**Work instructions:**
Print every entry exactly as written.

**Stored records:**
########
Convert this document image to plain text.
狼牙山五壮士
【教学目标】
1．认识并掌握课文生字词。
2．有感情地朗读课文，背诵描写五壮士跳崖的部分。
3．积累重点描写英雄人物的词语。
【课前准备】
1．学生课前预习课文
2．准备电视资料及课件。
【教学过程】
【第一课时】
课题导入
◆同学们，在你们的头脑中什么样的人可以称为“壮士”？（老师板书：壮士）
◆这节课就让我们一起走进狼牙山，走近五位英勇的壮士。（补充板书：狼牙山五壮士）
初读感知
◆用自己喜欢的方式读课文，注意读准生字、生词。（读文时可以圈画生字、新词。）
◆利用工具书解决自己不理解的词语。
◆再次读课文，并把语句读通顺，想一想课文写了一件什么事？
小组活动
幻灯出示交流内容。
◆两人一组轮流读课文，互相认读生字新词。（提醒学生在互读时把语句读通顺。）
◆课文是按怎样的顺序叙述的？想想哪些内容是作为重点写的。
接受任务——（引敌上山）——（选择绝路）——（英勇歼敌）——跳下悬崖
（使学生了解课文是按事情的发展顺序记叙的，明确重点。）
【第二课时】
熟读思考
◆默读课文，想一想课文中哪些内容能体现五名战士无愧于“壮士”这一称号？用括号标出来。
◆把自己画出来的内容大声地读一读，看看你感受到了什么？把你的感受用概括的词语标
########
**The result:**
Convert this document image to plain text.
狼牙山五壮士
【教学目标】
1．认识并掌握课文生字词。
2．有感情地朗读课文，背诵描写五壮士跳崖的部分。
3．积累重点描写英雄人物的词语。
【课前准备】
1．学生课前预习课文
2．准备电视资料及课件。
【教学过程】
【第一课时】
课题导入
◆同学们，在你们的头脑中什么样的人可以称为“壮士”？（老师板书：壮士）
◆这节课就让我们一起走进狼牙山，走近五位英勇的壮士。（补充板书：狼牙山五壮士）
初读感知
◆用自己喜欢的方式读课文，注意读准生字、生词。（读文时可以圈画生字、新词。）
◆利用工具书解决自己不理解的词语。
◆再次读课文，并把语句读通顺，想一想课文写了一件什么事？
小组活动
幻灯出示交流内容。
◆两人一组轮流读课文，互相认读生字新词。（提醒学生在互读时把语句读通顺。）
◆课文是按怎样的顺序叙述的？想想哪些内容是作为重点写的。
接受任务——（引敌上山）——（选择绝路）——（英勇歼敌）——跳下悬崖
（使学生了解课文是按事情的发展顺序记叙的，明确重点。）
【第二课时】
熟读思考
◆默读课文，想一想课文中哪些内容能体现五名战士无愧于“壮士”这一称号？用括号标出来。
◆把自己画出来的内容大声地读一读，看看你感受到了什么？把你的感受用概括的词语标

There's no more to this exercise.